(Dataset excerpts)
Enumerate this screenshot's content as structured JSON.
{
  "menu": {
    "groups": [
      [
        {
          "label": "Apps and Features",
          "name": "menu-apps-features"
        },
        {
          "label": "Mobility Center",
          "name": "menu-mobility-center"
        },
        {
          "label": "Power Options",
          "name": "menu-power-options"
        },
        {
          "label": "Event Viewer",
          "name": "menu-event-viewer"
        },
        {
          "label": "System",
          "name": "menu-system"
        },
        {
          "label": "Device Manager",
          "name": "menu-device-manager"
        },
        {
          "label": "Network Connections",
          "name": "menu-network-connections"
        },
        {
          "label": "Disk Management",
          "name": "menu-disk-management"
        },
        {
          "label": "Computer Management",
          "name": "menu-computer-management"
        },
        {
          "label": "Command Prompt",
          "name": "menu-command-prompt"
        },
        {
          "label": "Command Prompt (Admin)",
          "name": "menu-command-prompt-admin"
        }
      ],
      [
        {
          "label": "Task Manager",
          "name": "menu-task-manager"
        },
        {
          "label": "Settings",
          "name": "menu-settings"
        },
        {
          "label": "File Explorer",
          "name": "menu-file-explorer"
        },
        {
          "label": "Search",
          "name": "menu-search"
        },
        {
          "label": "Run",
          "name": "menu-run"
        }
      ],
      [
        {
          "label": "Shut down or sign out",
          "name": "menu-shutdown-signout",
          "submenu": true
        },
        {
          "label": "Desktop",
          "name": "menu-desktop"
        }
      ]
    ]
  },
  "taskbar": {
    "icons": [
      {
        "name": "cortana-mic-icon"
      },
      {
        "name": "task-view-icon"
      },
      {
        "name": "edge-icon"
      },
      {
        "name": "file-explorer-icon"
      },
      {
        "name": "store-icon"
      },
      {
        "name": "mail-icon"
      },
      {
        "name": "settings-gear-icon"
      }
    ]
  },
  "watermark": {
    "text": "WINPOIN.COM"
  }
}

Direction -> Exactly reproduce every record.

Exercise answer ->
Enumerate this screenshot's content as structured JSON.
{
  "menu": {
    "groups": [
      [
        {
          "label": "Apps and Features",
          "name": "menu-apps-features"
        },
        {
          "label": "Mobility Center",
          "name": "menu-mobility-center"
        },
        {
          "label": "Power Options",
          "name": "menu-power-options"
        },
        {
          "label": "Event Viewer",
          "name": "menu-event-viewer"
        },
        {
          "label": "System",
          "name": "menu-system"
        },
        {
          "label": "Device Manager",
          "name": "menu-device-manager"
        },
        {
          "label": "Network Connections",
          "name": "menu-network-connections"
        },
        {
          "label": "Disk Management",
          "name": "menu-disk-management"
        },
        {
          "label": "Computer Management",
          "name": "menu-computer-management"
        },
        {
          "label": "Command Prompt",
          "name": "menu-command-prompt"
        },
        {
          "label": "Command Prompt (Admin)",
          "name": "menu-command-prompt-admin"
        }
      ],
      [
        {
          "label": "Task Manager",
          "name": "menu-task-manager"
        },
        {
          "label": "Settings",
          "name": "menu-settings"
        },
        {
          "label": "File Explorer",
          "name": "menu-file-explorer"
        },
        {
          "label": "Search",
          "name": "menu-search"
        },
        {
          "label": "Run",
          "name": "menu-run"
        }
      ],
      [
        {
          "label": "Shut down or sign out",
          "name": "menu-shutdown-signout",
          "submenu": true
        },
        {
          "label": "Desktop",
          "name": "menu-desktop"
        }
      ]
    ]
  },
  "taskbar": {
    "icons": [
      {
        "name": "cortana-mic-icon"
      },
      {
        "name": "task-view-icon"
      },
      {
        "name": "edge-icon"
      },
      {
        "name": "file-explorer-icon"
      },
      {
        "name": "store-icon"
      },
      {
        "name": "mail-icon"
      },
      {
        "name": "settings-gear-icon"
      }
    ]
  },
  "watermark": {
    "text": "WINPOIN.COM"
  }
}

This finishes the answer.